▸ **RECORDS FOR THE EXERCISE**:
★ ★ ★ ★

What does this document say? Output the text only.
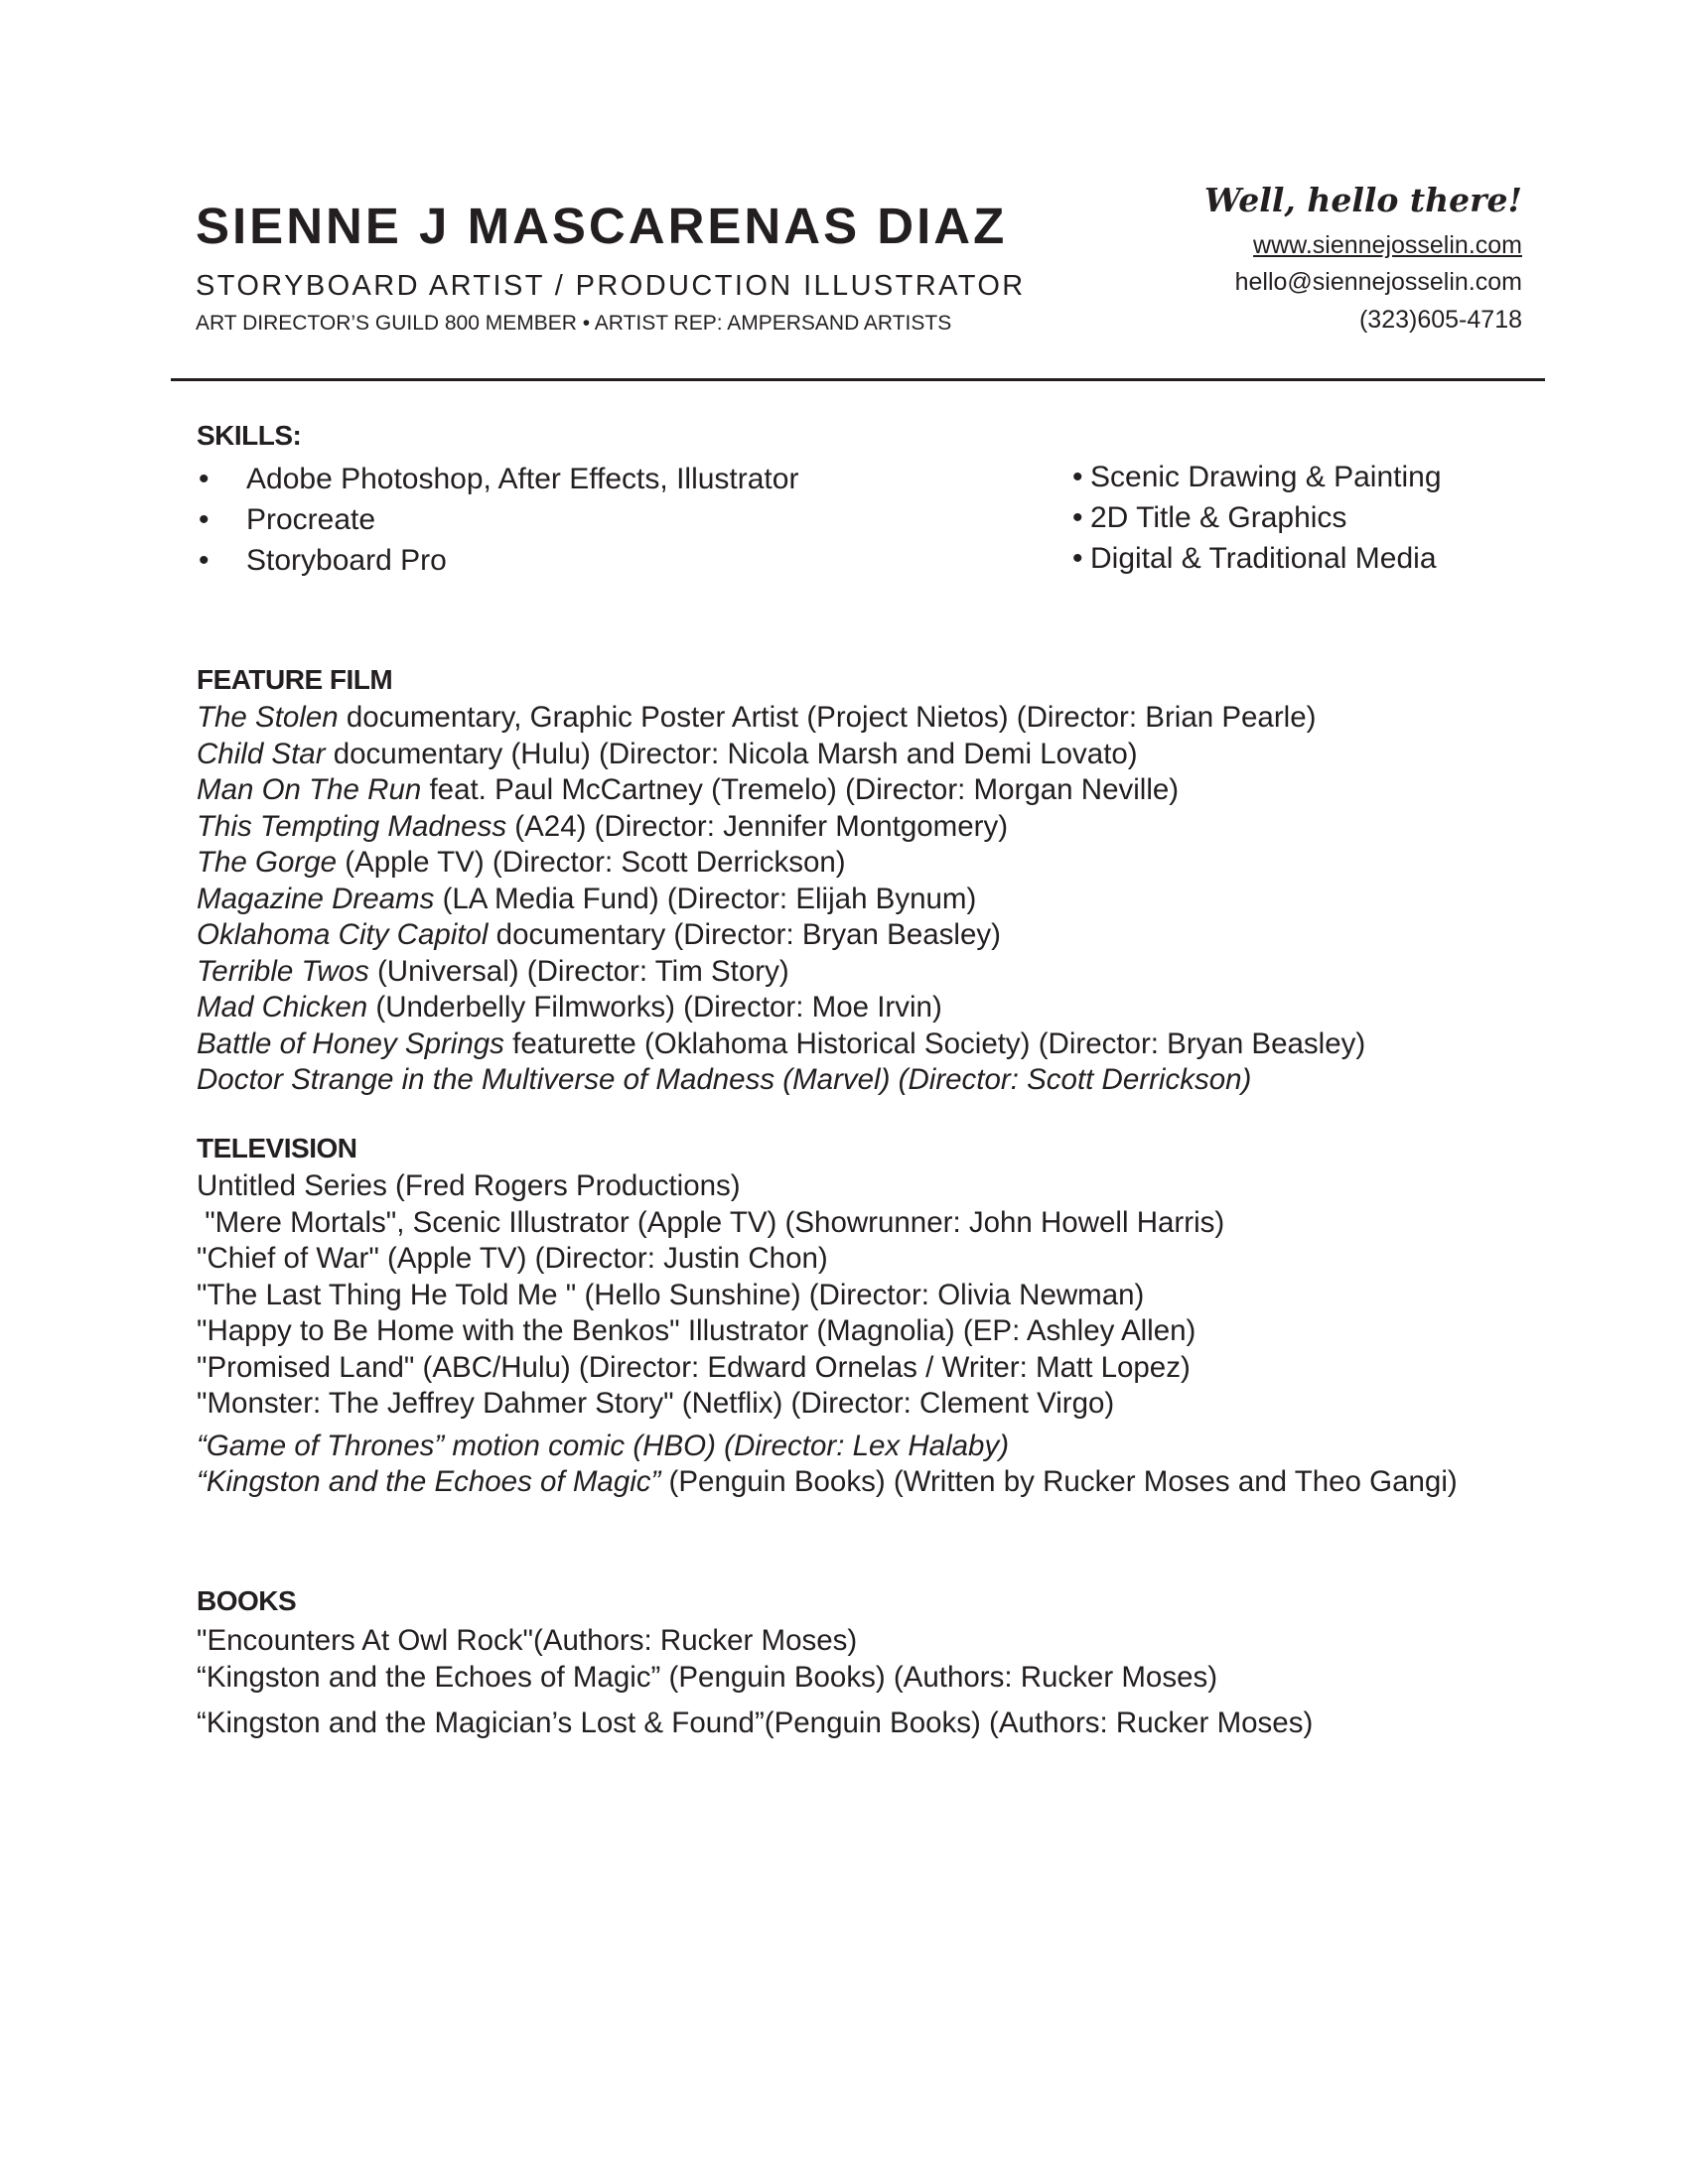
SIENNE J MASCARENAS DIAZ
STORYBOARD ARTIST / PRODUCTION ILLUSTRATOR
ART DIRECTOR’S GUILD 800 MEMBER • ARTIST REP: AMPERSAND ARTISTS
Well, hello there!
www.siennejosselin.com
hello@siennejosselin.com
(323)605-4718
SKILLS:
• Adobe Photoshop, After Effects, Illustrator
• Procreate
• Storyboard Pro
• Scenic Drawing & Painting
• 2D Title & Graphics
• Digital & Traditional Media
FEATURE FILM
The Stolen documentary, Graphic Poster Artist (Project Nietos) (Director: Brian Pearle)
Child Star documentary (Hulu) (Director: Nicola Marsh and Demi Lovato)
Man On The Run feat. Paul McCartney (Tremelo) (Director: Morgan Neville)
This Tempting Madness (A24) (Director: Jennifer Montgomery)
The Gorge (Apple TV) (Director: Scott Derrickson)
Magazine Dreams (LA Media Fund) (Director: Elijah Bynum)
Oklahoma City Capitol documentary (Director: Bryan Beasley)
Terrible Twos (Universal) (Director: Tim Story)
Mad Chicken (Underbelly Filmworks) (Director: Moe Irvin)
Battle of Honey Springs featurette (Oklahoma Historical Society) (Director: Bryan Beasley)
Doctor Strange in the Multiverse of Madness (Marvel) (Director: Scott Derrickson)
TELEVISION
Untitled Series (Fred Rogers Productions)
"Mere Mortals", Scenic Illustrator (Apple TV) (Showrunner: John Howell Harris)
"Chief of War" (Apple TV) (Director: Justin Chon)
"The Last Thing He Told Me " (Hello Sunshine) (Director: Olivia Newman)
"Happy to Be Home with the Benkos" Illustrator (Magnolia) (EP: Ashley Allen)
"Promised Land" (ABC/Hulu) (Director: Edward Ornelas / Writer: Matt Lopez)
"Monster: The Jeffrey Dahmer Story" (Netflix) (Director: Clement Virgo)
“Game of Thrones” motion comic (HBO) (Director: Lex Halaby)
“Kingston and the Echoes of Magic” (Penguin Books) (Written by Rucker Moses and Theo Gangi)
BOOKS
"Encounters At Owl Rock"(Authors: Rucker Moses)
“Kingston and the Echoes of Magic” (Penguin Books) (Authors: Rucker Moses)
“Kingston and the Magician’s Lost & Found”(Penguin Books) (Authors: Rucker Moses)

★ ★ ★ ★

▸ **WORK REQUIRED**:
Give every record again exactly, apart from the pictures, which stay out.

▸ **TASK RESPONSE**:
What does this document say? Output the text only.
SIENNE J MASCARENAS DIAZ
STORYBOARD ARTIST / PRODUCTION ILLUSTRATOR
ART DIRECTOR’S GUILD 800 MEMBER • ARTIST REP: AMPERSAND ARTISTS
Well, hello there!
www.siennejosselin.com
hello@siennejosselin.com
(323)605-4718
SKILLS:
• Adobe Photoshop, After Effects, Illustrator
• Procreate
• Storyboard Pro
• Scenic Drawing & Painting
• 2D Title & Graphics
• Digital & Traditional Media
FEATURE FILM
The Stolen documentary, Graphic Poster Artist (Project Nietos) (Director: Brian Pearle)
Child Star documentary (Hulu) (Director: Nicola Marsh and Demi Lovato)
Man On The Run feat. Paul McCartney (Tremelo) (Director: Morgan Neville)
This Tempting Madness (A24) (Director: Jennifer Montgomery)
The Gorge (Apple TV) (Director: Scott Derrickson)
Magazine Dreams (LA Media Fund) (Director: Elijah Bynum)
Oklahoma City Capitol documentary (Director: Bryan Beasley)
Terrible Twos (Universal) (Director: Tim Story)
Mad Chicken (Underbelly Filmworks) (Director: Moe Irvin)
Battle of Honey Springs featurette (Oklahoma Historical Society) (Director: Bryan Beasley)
Doctor Strange in the Multiverse of Madness (Marvel) (Director: Scott Derrickson)
TELEVISION
Untitled Series (Fred Rogers Productions)
"Mere Mortals", Scenic Illustrator (Apple TV) (Showrunner: John Howell Harris)
"Chief of War" (Apple TV) (Director: Justin Chon)
"The Last Thing He Told Me " (Hello Sunshine) (Director: Olivia Newman)
"Happy to Be Home with the Benkos" Illustrator (Magnolia) (EP: Ashley Allen)
"Promised Land" (ABC/Hulu) (Director: Edward Ornelas / Writer: Matt Lopez)
"Monster: The Jeffrey Dahmer Story" (Netflix) (Director: Clement Virgo)
“Game of Thrones” motion comic (HBO) (Director: Lex Halaby)
“Kingston and the Echoes of Magic” (Penguin Books) (Written by Rucker Moses and Theo Gangi)
BOOKS
"Encounters At Owl Rock"(Authors: Rucker Moses)
“Kingston and the Echoes of Magic” (Penguin Books) (Authors: Rucker Moses)
“Kingston and the Magician’s Lost & Found”(Penguin Books) (Authors: Rucker Moses)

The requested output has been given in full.